Thursday, January 22, 2009

Sundance Dispatch #6

The last half of the Sundance Film Festival is quite different from the first in terms of circus. Most revelers and scenesters are gone by Monday leaving only those in for the long haul. The lines die down and the whole town in general begins a sigh of relief. Sensing this, and coupled with the anticipation of coming home, my notes grow smaller and the response more muted. That said, I'll leave the criticism to others who might more carefully dissect these films. As a journal goes, here is the last few days of screenings:



COLD SOULS
Paul Giamatti plays himself in something not unlike BEING JOHN MALKOVICH meets THE DEATH OF MR LAZARESCU. Unable to dredge up the umph to perform a two-week run of Chekhov, he seeks to store his soul (yes, really) courtesy a newly developed company featured in that month's New Yorker with the idea that this will give him a clean slate. Giamatti is fantastic - a pleasure to watch in this offbeat oddity.

WHEN YOU'RE STRANGE
Doc on the Doors. No real revelations here other than some good studio footage and some unseen live stuff. Of particular note is what appears to be a detailed restoral of Morrison's film dalliances. The 16mm transfer looks at times like HD, but the narration and archival summation of the Vietnam War over the climax of "The End" is a bit awkward, if not chronologically incorrect.

Distribution Panel at Prospector Square - Don't get me started. You with the smirk who heads a mini-major, talks about community but avoids the art house and, by your own indirect admission, could give a damn about theatrical distribution: Sure, you've seen some ups and downs, but don't you think you might be in the wrong job now? The rolling of your eyes reveals your inability to accept the changes around you. You are in the way. Just go.

THE COVE
Devastating eco-doc about dolphin slaughter in a small Japanese coastal village, THE COVE follows the man who brought us "Flipper" as he seeks to undo the industry that he helped spawn. Perhaps best at home as a Frontline special, any lack of theatrical sensibility shouldn't detract attention from the subject matter at hand. It's put a serious challenge to certain dietary indulgences - like a bitter pill washed down with salt water dyed in Valentine red.

GOOD HAIR
Like THE SEPTEMBER ISSUE, there's joy in the discovery through documentary of things that one knows little to nothing about. In this case, Chris Rock is the host of feature-length inquiry into the mystery of hair - primarily that of black women and weaves. Weaves come from India and run anywhere from $1000-3500? I had no idea, and that's just one tidbit.

NO IMPACT MAN
Man, wife and child go completely enviro-impact-free for a year. No plastic, subway, coffee and everything else you could possibly imagine. The fatigue of 17 films in 3 days sets in. I resolve to pace myself and leave early. Nothing against the film...just prepping for another 4 days and the big inauguration in the morning. They're putting a screen out on Main Street...

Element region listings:
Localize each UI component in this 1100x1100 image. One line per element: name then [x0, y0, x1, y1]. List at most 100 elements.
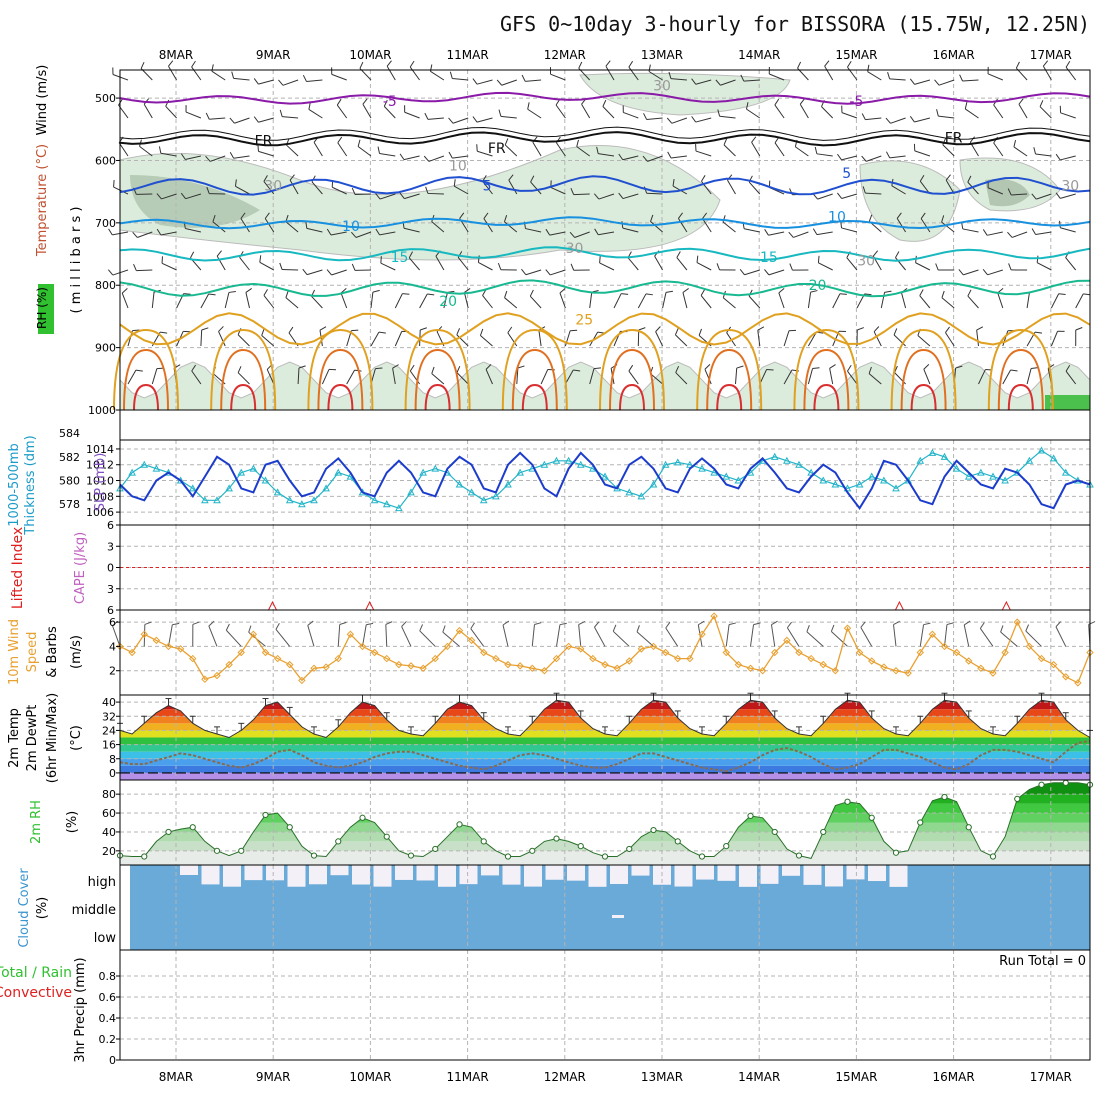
wind-barb-flag: [527, 102, 530, 110]
wind-barb-flag: [208, 620, 215, 627]
isotherm-line: [119, 279, 1091, 298]
wind-speed-point: [904, 669, 912, 677]
wind-barb-flag: [967, 175, 972, 183]
wind-barb: [831, 631, 848, 647]
wind-barb-flag: [716, 263, 720, 271]
wind-barb-flag: [569, 231, 576, 238]
wind-barb-flag: [934, 79, 940, 86]
wind-barb: [722, 221, 736, 233]
contour-label: 30: [566, 241, 584, 257]
wind-barb-flag: [976, 326, 984, 331]
wind-barb-flag: [409, 364, 415, 372]
wind-barb: [527, 108, 542, 119]
wind-speed-point: [237, 648, 245, 657]
wind-barb: [478, 261, 493, 271]
wind-barb-flag: [229, 117, 235, 124]
thickness-point: [1001, 476, 1009, 484]
contour-label: 20: [439, 294, 457, 310]
wind-barb-flag: [425, 186, 429, 194]
wind-speed-point: [528, 664, 536, 672]
wind-barb: [1055, 626, 1067, 647]
wind-barb: [485, 369, 493, 385]
cloud-clear-bar: [889, 865, 908, 887]
temperature-contour: [230, 383, 257, 411]
wind-barb: [676, 257, 688, 271]
wind-barb: [419, 293, 428, 309]
wind-barb: [670, 155, 687, 159]
contour-label: -5: [849, 94, 863, 110]
wind-barb-flag: [621, 221, 624, 229]
wind-barb-flag: [701, 175, 706, 182]
y-tick-label: 6: [109, 616, 116, 629]
wind-barb-flag: [618, 192, 624, 199]
wind-barb-flag: [399, 153, 405, 160]
wind-barb: [137, 231, 153, 238]
wind-barb-flag: [728, 622, 736, 626]
wind-barb: [139, 145, 153, 157]
wind-barb-flag: [521, 268, 527, 276]
wind-barb: [245, 292, 250, 309]
date-label-top: 17MAR: [1030, 48, 1072, 62]
thickness-point: [831, 480, 840, 488]
cape-panel: 6 3 0 3 6 Lifted Index CAPE (J/kg): [10, 519, 1091, 617]
wind-barb-flag: [288, 326, 294, 334]
wind-barb-flag: [504, 290, 508, 298]
wind-barb: [504, 221, 518, 233]
dewpt2m-label: 2m DewPt: [25, 705, 40, 772]
wind-barb: [675, 334, 688, 347]
wind-barb-flag: [1025, 624, 1030, 632]
thickness-point: [152, 464, 161, 472]
wind-barb: [321, 369, 330, 385]
wind-barb-flag: [979, 622, 985, 629]
wind-barb-flag: [362, 98, 368, 105]
wind-barb: [914, 150, 931, 157]
wind-speed-point: [916, 648, 924, 657]
wind-barb: [942, 144, 955, 157]
y-tick-label: 0: [109, 767, 116, 780]
wind-speed-point: [310, 664, 318, 672]
wind-barb-flag: [1033, 147, 1037, 155]
wind-barb: [576, 146, 590, 157]
wind-speed-point: [892, 667, 900, 675]
rh-point: [238, 847, 245, 854]
wind-barb-flag: [817, 255, 820, 263]
cloud-clear-bar: [739, 865, 757, 887]
wind-barb: [258, 150, 274, 157]
wind-barb: [750, 624, 755, 647]
wind-barb-flag: [753, 622, 761, 626]
wind-barb-flag: [408, 251, 413, 259]
slp-tick-label: 1014: [86, 443, 114, 456]
wind-speed-point: [686, 654, 694, 663]
temperature-contour: [803, 348, 850, 411]
wind-speed-point: [855, 648, 864, 657]
wind-barb-flag: [857, 327, 864, 331]
rh-shading-dark: [130, 175, 260, 228]
wind-barb: [919, 624, 925, 647]
wind-barb: [457, 257, 469, 271]
wind-barb: [379, 193, 396, 200]
wind-speed-point: [1025, 642, 1034, 651]
wind-barb: [463, 292, 469, 309]
wind-barb-flag: [237, 366, 242, 373]
wind-barb-flag: [257, 144, 259, 152]
wind-speed-point: [249, 630, 258, 638]
rh-point: [723, 843, 730, 850]
wind-barb-flag: [245, 288, 252, 293]
contour-label: 20: [809, 278, 827, 294]
rh-point: [698, 853, 706, 860]
wind-barb: [431, 373, 445, 385]
temperature-contour: [1007, 383, 1034, 411]
slp-tick-label: 1006: [86, 506, 114, 519]
wind-barb: [920, 218, 931, 233]
wind-barb-flag: [573, 369, 581, 372]
thickness-tick-label: 578: [59, 498, 80, 511]
wind-barb: [525, 79, 542, 82]
wind-barb: [482, 181, 493, 195]
wind-barb: [337, 142, 348, 157]
thickness-point: [661, 460, 670, 468]
wind-barb-flag: [847, 60, 852, 68]
wind-barb: [637, 293, 647, 309]
wind-barb: [719, 115, 736, 119]
wind-barb: [744, 269, 760, 276]
li-tick-label: 6: [107, 519, 114, 532]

#### TO-DO LIST:
1. Answer these questions about the Sundance dispatch:
(a) In the COLD SOULS entry, whose play does Giamatti lack the energy to perform in a two-week run?
(b) Where was the distribution panel held?
(c) According to the GOOD HAIR entry, what country do weaves come from?
2. In the rows, recast the lines starting at the one containing "wind-barb-flag: [527, 102, 530, 110]" and ending at the one containing "wind-speed-point: [237, 648, 245, 657]" as a numbered list.

#### SOLUTIONS BELOW:
1.
(a) Chekhov's.
(b) Prospector Square.
(c) India.

2.
1. wind-barb-flag: [527, 102, 530, 110]
2. wind-barb-flag: [208, 620, 215, 627]
3. isotherm-line: [119, 279, 1091, 298]
4. wind-speed-point: [904, 669, 912, 677]
5. wind-barb-flag: [967, 175, 972, 183]
6. wind-barb: [831, 631, 848, 647]
7. wind-barb-flag: [716, 263, 720, 271]
8. wind-barb-flag: [569, 231, 576, 238]
9. wind-barb-flag: [934, 79, 940, 86]
10. wind-barb: [722, 221, 736, 233]
11. contour-label: 30: [566, 241, 584, 257]
12. wind-barb-flag: [976, 326, 984, 331]
13. wind-barb-flag: [409, 364, 415, 372]
14. wind-barb: [527, 108, 542, 119]
15. wind-speed-point: [237, 648, 245, 657]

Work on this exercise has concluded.